_Set exercise_
Output each entry verbatim and exclude every picture from it.

* * * *

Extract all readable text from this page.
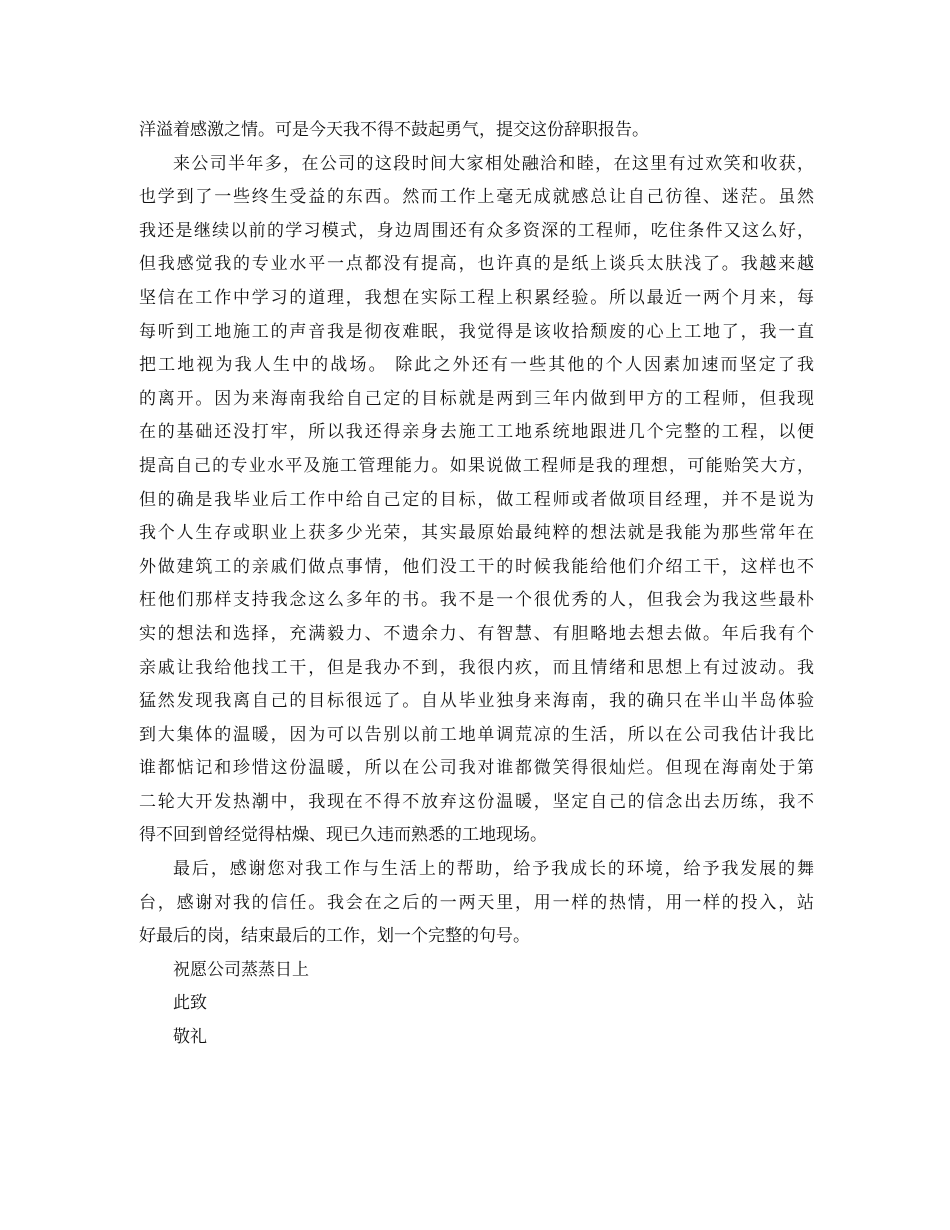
洋溢着感激之情。可是今天我不得不鼓起勇气，提交这份辞职报告。
来公司半年多，在公司的这段时间大家相处融洽和睦，在这里有过欢笑和收获，
也学到了一些终生受益的东西。然而工作上毫无成就感总让自己彷徨、迷茫。虽然
我还是继续以前的学习模式，身边周围还有众多资深的工程师，吃住条件又这么好，
但我感觉我的专业水平一点都没有提高，也许真的是纸上谈兵太肤浅了。我越来越
坚信在工作中学习的道理，我想在实际工程上积累经验。所以最近一两个月来，每
每听到工地施工的声音我是彻夜难眠，我觉得是该收拾颓废的心上工地了，我一直
把工地视为我人生中的战场。 除此之外还有一些其他的个人因素加速而坚定了我
的离开。因为来海南我给自己定的目标就是两到三年内做到甲方的工程师，但我现
在的基础还没打牢，所以我还得亲身去施工工地系统地跟进几个完整的工程，以便
提高自己的专业水平及施工管理能力。如果说做工程师是我的理想，可能贻笑大方，
但的确是我毕业后工作中给自己定的目标，做工程师或者做项目经理，并不是说为
我个人生存或职业上获多少光荣，其实最原始最纯粹的想法就是我能为那些常年在
外做建筑工的亲戚们做点事情，他们没工干的时候我能给他们介绍工干，这样也不
枉他们那样支持我念这么多年的书。我不是一个很优秀的人，但我会为我这些最朴
实的想法和选择，充满毅力、不遗余力、有智慧、有胆略地去想去做。年后我有个
亲戚让我给他找工干，但是我办不到，我很内疚，而且情绪和思想上有过波动。我
猛然发现我离自己的目标很远了。自从毕业独身来海南，我的确只在半山半岛体验
到大集体的温暖，因为可以告别以前工地单调荒凉的生活，所以在公司我估计我比
谁都惦记和珍惜这份温暖，所以在公司我对谁都微笑得很灿烂。但现在海南处于第
二轮大开发热潮中，我现在不得不放弃这份温暖，坚定自己的信念出去历练，我不
得不回到曾经觉得枯燥、现已久违而熟悉的工地现场。
最后，感谢您对我工作与生活上的帮助，给予我成长的环境，给予我发展的舞
台，感谢对我的信任。我会在之后的一两天里，用一样的热情，用一样的投入，站
好最后的岗，结束最后的工作，划一个完整的句号。
祝愿公司蒸蒸日上
此致
敬礼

* * * *

_Solution to the exercise_
Extract all readable text from this page.
洋溢着感激之情。可是今天我不得不鼓起勇气，提交这份辞职报告。
来公司半年多，在公司的这段时间大家相处融洽和睦，在这里有过欢笑和收获，
也学到了一些终生受益的东西。然而工作上毫无成就感总让自己彷徨、迷茫。虽然
我还是继续以前的学习模式，身边周围还有众多资深的工程师，吃住条件又这么好，
但我感觉我的专业水平一点都没有提高，也许真的是纸上谈兵太肤浅了。我越来越
坚信在工作中学习的道理，我想在实际工程上积累经验。所以最近一两个月来，每
每听到工地施工的声音我是彻夜难眠，我觉得是该收拾颓废的心上工地了，我一直
把工地视为我人生中的战场。 除此之外还有一些其他的个人因素加速而坚定了我
的离开。因为来海南我给自己定的目标就是两到三年内做到甲方的工程师，但我现
在的基础还没打牢，所以我还得亲身去施工工地系统地跟进几个完整的工程，以便
提高自己的专业水平及施工管理能力。如果说做工程师是我的理想，可能贻笑大方，
但的确是我毕业后工作中给自己定的目标，做工程师或者做项目经理，并不是说为
我个人生存或职业上获多少光荣，其实最原始最纯粹的想法就是我能为那些常年在
外做建筑工的亲戚们做点事情，他们没工干的时候我能给他们介绍工干，这样也不
枉他们那样支持我念这么多年的书。我不是一个很优秀的人，但我会为我这些最朴
实的想法和选择，充满毅力、不遗余力、有智慧、有胆略地去想去做。年后我有个
亲戚让我给他找工干，但是我办不到，我很内疚，而且情绪和思想上有过波动。我
猛然发现我离自己的目标很远了。自从毕业独身来海南，我的确只在半山半岛体验
到大集体的温暖，因为可以告别以前工地单调荒凉的生活，所以在公司我估计我比
谁都惦记和珍惜这份温暖，所以在公司我对谁都微笑得很灿烂。但现在海南处于第
二轮大开发热潮中，我现在不得不放弃这份温暖，坚定自己的信念出去历练，我不
得不回到曾经觉得枯燥、现已久违而熟悉的工地现场。
最后，感谢您对我工作与生活上的帮助，给予我成长的环境，给予我发展的舞
台，感谢对我的信任。我会在之后的一两天里，用一样的热情，用一样的投入，站
好最后的岗，结束最后的工作，划一个完整的句号。
祝愿公司蒸蒸日上
此致
敬礼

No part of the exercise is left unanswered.